Job => Work through the following lines and count those that hold the word "million". Reply with that number only.

## BEGIN Provided records

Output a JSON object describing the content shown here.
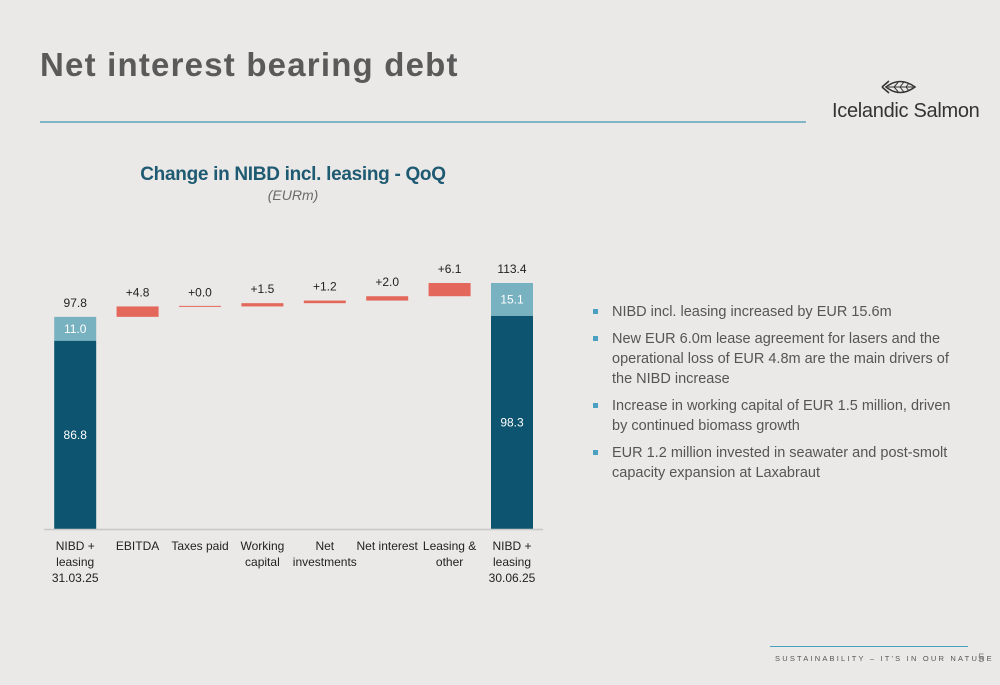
{
  "page": {
    "title": "Net interest bearing debt",
    "logo_text": "Icelandic Salmon",
    "footer_text": "SUSTAINABILITY – IT'S IN OUR NATURE",
    "page_number": "5"
  },
  "bullets": [
    "NIBD incl. leasing increased by EUR 15.6m",
    "New EUR 6.0m lease agreement for lasers and the operational loss of EUR 4.8m are the main drivers of the NIBD increase",
    "Increase in working capital of EUR 1.5 million, driven by continued biomass growth",
    "EUR 1.2 million invested in seawater and post-smolt capacity expansion at Laxabraut"
  ],
  "colors": {
    "nibd_dark": "#0d5470",
    "leasing_light": "#78b1c0",
    "increase": "#e3675b",
    "title_blue": "#1e5a72",
    "accent_rule": "#7fb5c4"
  },
  "chart_data": {
    "type": "bar",
    "subtype": "waterfall",
    "title": "Change in NIBD incl. leasing - QoQ",
    "subtitle": "(EURm)",
    "categories": [
      "NIBD + leasing 31.03.25",
      "EBITDA",
      "Taxes paid",
      "Working capital",
      "Net investments",
      "Net interest",
      "Leasing & other",
      "NIBD + leasing 30.06.25"
    ],
    "category_lines": [
      [
        "NIBD +",
        "leasing",
        "31.03.25"
      ],
      [
        "EBITDA"
      ],
      [
        "Taxes paid"
      ],
      [
        "Working",
        "capital"
      ],
      [
        "Net",
        "investments"
      ],
      [
        "Net interest"
      ],
      [
        "Leasing &",
        "other"
      ],
      [
        "NIBD +",
        "leasing",
        "30.06.25"
      ]
    ],
    "totals": [
      {
        "category": "NIBD + leasing 31.03.25",
        "total": 97.8,
        "total_label": "97.8",
        "segments": [
          {
            "name": "NIBD",
            "value": 86.8,
            "label": "86.8"
          },
          {
            "name": "Leasing",
            "value": 11.0,
            "label": "11.0"
          }
        ]
      },
      {
        "category": "NIBD + leasing 30.06.25",
        "total": 113.4,
        "total_label": "113.4",
        "segments": [
          {
            "name": "NIBD",
            "value": 98.3,
            "label": "98.3"
          },
          {
            "name": "Leasing",
            "value": 15.1,
            "label": "15.1"
          }
        ]
      }
    ],
    "changes": [
      {
        "category": "EBITDA",
        "value": 4.8,
        "label": "+4.8"
      },
      {
        "category": "Taxes paid",
        "value": 0.0,
        "label": "+0.0"
      },
      {
        "category": "Working capital",
        "value": 1.5,
        "label": "+1.5"
      },
      {
        "category": "Net investments",
        "value": 1.2,
        "label": "+1.2"
      },
      {
        "category": "Net interest",
        "value": 2.0,
        "label": "+2.0"
      },
      {
        "category": "Leasing & other",
        "value": 6.1,
        "label": "+6.1"
      }
    ],
    "ylim": [
      0,
      113.4
    ],
    "grid": false,
    "legend": "none"
  }
}
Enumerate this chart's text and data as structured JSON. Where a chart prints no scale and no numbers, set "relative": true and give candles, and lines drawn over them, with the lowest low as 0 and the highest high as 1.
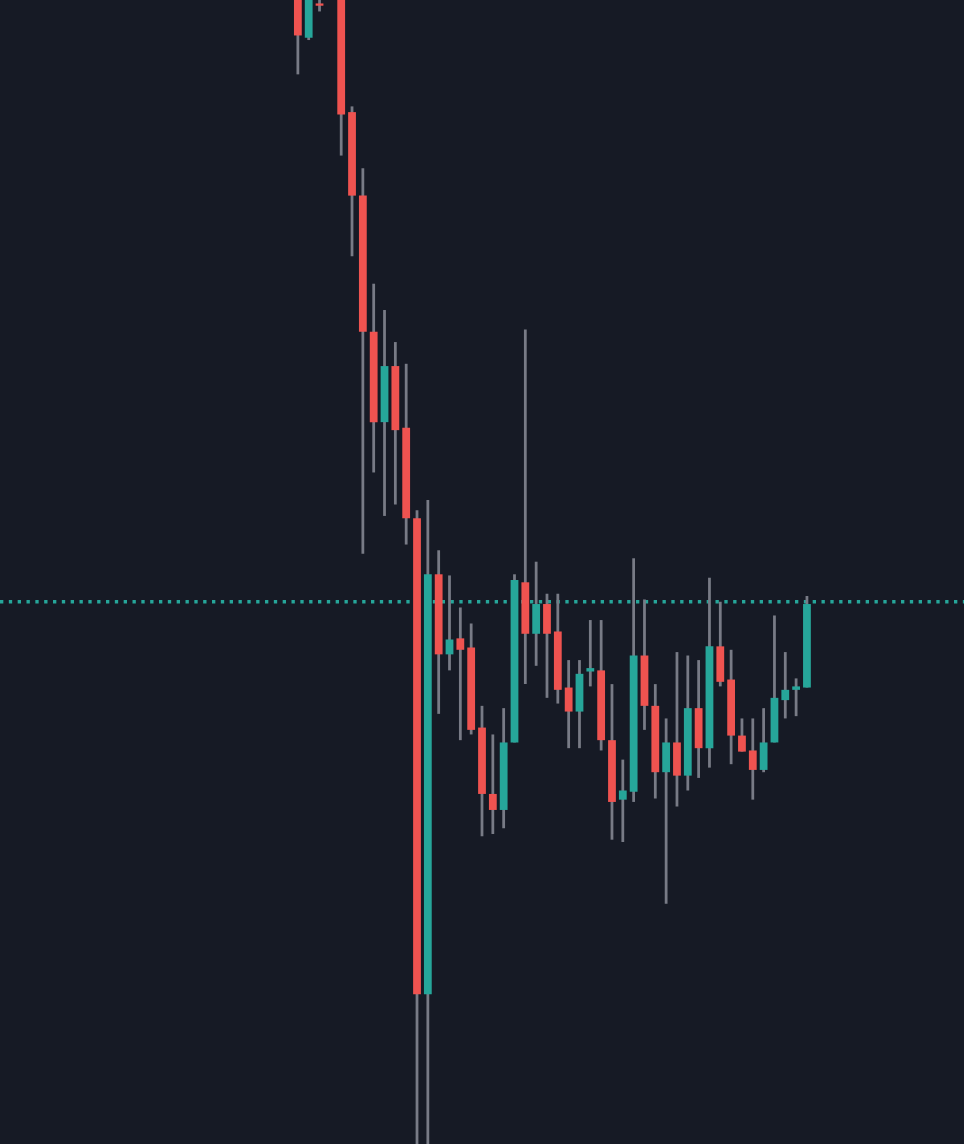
{
  "chart_data": {
    "type": "candlestick",
    "relative": true,
    "categories": [
      null,
      null,
      null,
      null,
      null,
      null,
      null,
      null,
      null,
      null,
      null,
      null,
      null,
      null,
      null,
      null,
      null,
      null,
      null,
      null,
      null,
      null,
      null,
      null,
      null,
      null,
      null,
      null,
      null,
      null,
      null,
      null,
      null,
      null,
      null,
      null,
      null,
      null,
      null,
      null,
      null,
      null,
      null,
      null,
      null,
      null,
      null,
      null,
      null,
      null,
      null,
      null,
      null,
      null,
      null,
      null,
      null,
      null,
      null,
      null,
      null,
      null,
      null,
      null,
      null,
      null,
      null,
      null,
      null,
      null,
      null,
      null,
      null,
      null,
      null,
      null,
      null,
      null,
      null,
      null,
      null,
      null,
      null,
      null,
      null,
      null,
      null,
      null,
      null
    ],
    "ohlc": [
      null,
      null,
      null,
      null,
      null,
      null,
      null,
      null,
      null,
      null,
      null,
      null,
      null,
      null,
      null,
      null,
      null,
      null,
      null,
      null,
      null,
      null,
      null,
      null,
      null,
      null,
      null,
      [
        1,
        1,
        0.935,
        0.969
      ],
      [
        0.967,
        1,
        0.965,
        1
      ],
      [
        0.997,
        1,
        0.99,
        0.995
      ],
      null,
      [
        1,
        1,
        0.864,
        0.9
      ],
      [
        0.902,
        0.907,
        0.776,
        0.829
      ],
      [
        0.829,
        0.853,
        0.516,
        0.71
      ],
      [
        0.71,
        0.752,
        0.587,
        0.631
      ],
      [
        0.631,
        0.729,
        0.549,
        0.68
      ],
      [
        0.68,
        0.701,
        0.559,
        0.624
      ],
      [
        0.626,
        0.682,
        0.524,
        0.547
      ],
      [
        0.547,
        0.554,
        0,
        0.131
      ],
      [
        0.131,
        0.563,
        0,
        0.498
      ],
      [
        0.498,
        0.519,
        0.376,
        0.428
      ],
      [
        0.428,
        0.497,
        0.414,
        0.441
      ],
      [
        0.442,
        0.469,
        0.353,
        0.432
      ],
      [
        0.434,
        0.455,
        0.358,
        0.362
      ],
      [
        0.364,
        0.383,
        0.269,
        0.306
      ],
      [
        0.306,
        0.358,
        0.271,
        0.292
      ],
      [
        0.292,
        0.381,
        0.276,
        0.351
      ],
      [
        0.351,
        0.498,
        0.351,
        0.493
      ],
      [
        0.491,
        0.712,
        0.402,
        0.446
      ],
      [
        0.446,
        0.509,
        0.418,
        0.472
      ],
      [
        0.472,
        0.481,
        0.39,
        0.446
      ],
      [
        0.448,
        0.481,
        0.385,
        0.397
      ],
      [
        0.399,
        0.423,
        0.346,
        0.378
      ],
      [
        0.378,
        0.423,
        0.346,
        0.411
      ],
      [
        0.413,
        0.458,
        0.4,
        0.416
      ],
      [
        0.414,
        0.458,
        0.344,
        0.353
      ],
      [
        0.353,
        0.402,
        0.266,
        0.299
      ],
      [
        0.301,
        0.336,
        0.264,
        0.309
      ],
      [
        0.308,
        0.512,
        0.299,
        0.427
      ],
      [
        0.427,
        0.476,
        0.362,
        0.383
      ],
      [
        0.383,
        0.402,
        0.302,
        0.325
      ],
      [
        0.325,
        0.372,
        0.21,
        0.351
      ],
      [
        0.351,
        0.43,
        0.295,
        0.322
      ],
      [
        0.322,
        0.427,
        0.309,
        0.381
      ],
      [
        0.381,
        0.423,
        0.32,
        0.346
      ],
      [
        0.346,
        0.495,
        0.329,
        0.435
      ],
      [
        0.435,
        0.474,
        0.4,
        0.404
      ],
      [
        0.406,
        0.432,
        0.332,
        0.357
      ],
      [
        0.357,
        0.372,
        0.343,
        0.343
      ],
      [
        0.344,
        0.372,
        0.301,
        0.327
      ],
      [
        0.327,
        0.381,
        0.325,
        0.351
      ],
      [
        0.351,
        0.462,
        0.351,
        0.39
      ],
      [
        0.388,
        0.43,
        0.372,
        0.397
      ],
      [
        0.397,
        0.407,
        0.374,
        0.4
      ],
      [
        0.399,
        0.479,
        0.399,
        0.472
      ],
      null,
      null,
      null,
      null,
      null,
      null,
      null,
      null,
      null,
      null,
      null,
      null,
      null,
      null
    ],
    "colors": [
      null,
      null,
      null,
      null,
      null,
      null,
      null,
      null,
      null,
      null,
      null,
      null,
      null,
      null,
      null,
      null,
      null,
      null,
      null,
      null,
      null,
      null,
      null,
      null,
      null,
      null,
      null,
      "#ef5350",
      "#26a69a",
      "#ef5350",
      null,
      "#ef5350",
      "#ef5350",
      "#ef5350",
      "#ef5350",
      "#26a69a",
      "#ef5350",
      "#ef5350",
      "#ef5350",
      "#26a69a",
      "#ef5350",
      "#26a69a",
      "#ef5350",
      "#ef5350",
      "#ef5350",
      "#ef5350",
      "#26a69a",
      "#26a69a",
      "#ef5350",
      "#26a69a",
      "#ef5350",
      "#ef5350",
      "#ef5350",
      "#26a69a",
      "#26a69a",
      "#ef5350",
      "#ef5350",
      "#26a69a",
      "#26a69a",
      "#ef5350",
      "#ef5350",
      "#26a69a",
      "#ef5350",
      "#26a69a",
      "#ef5350",
      "#26a69a",
      "#ef5350",
      "#ef5350",
      "#ef5350",
      "#ef5350",
      "#26a69a",
      "#26a69a",
      "#26a69a",
      "#26a69a",
      "#26a69a",
      null,
      null,
      null,
      null,
      null,
      null,
      null,
      null,
      null,
      null,
      null,
      null,
      null,
      null
    ],
    "ref_lines": [
      {
        "axis": "y",
        "value": 0.474,
        "color": "#26a69a",
        "line_style": "dotted"
      }
    ]
  }
}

## END Provided records

Result of the exercise => 2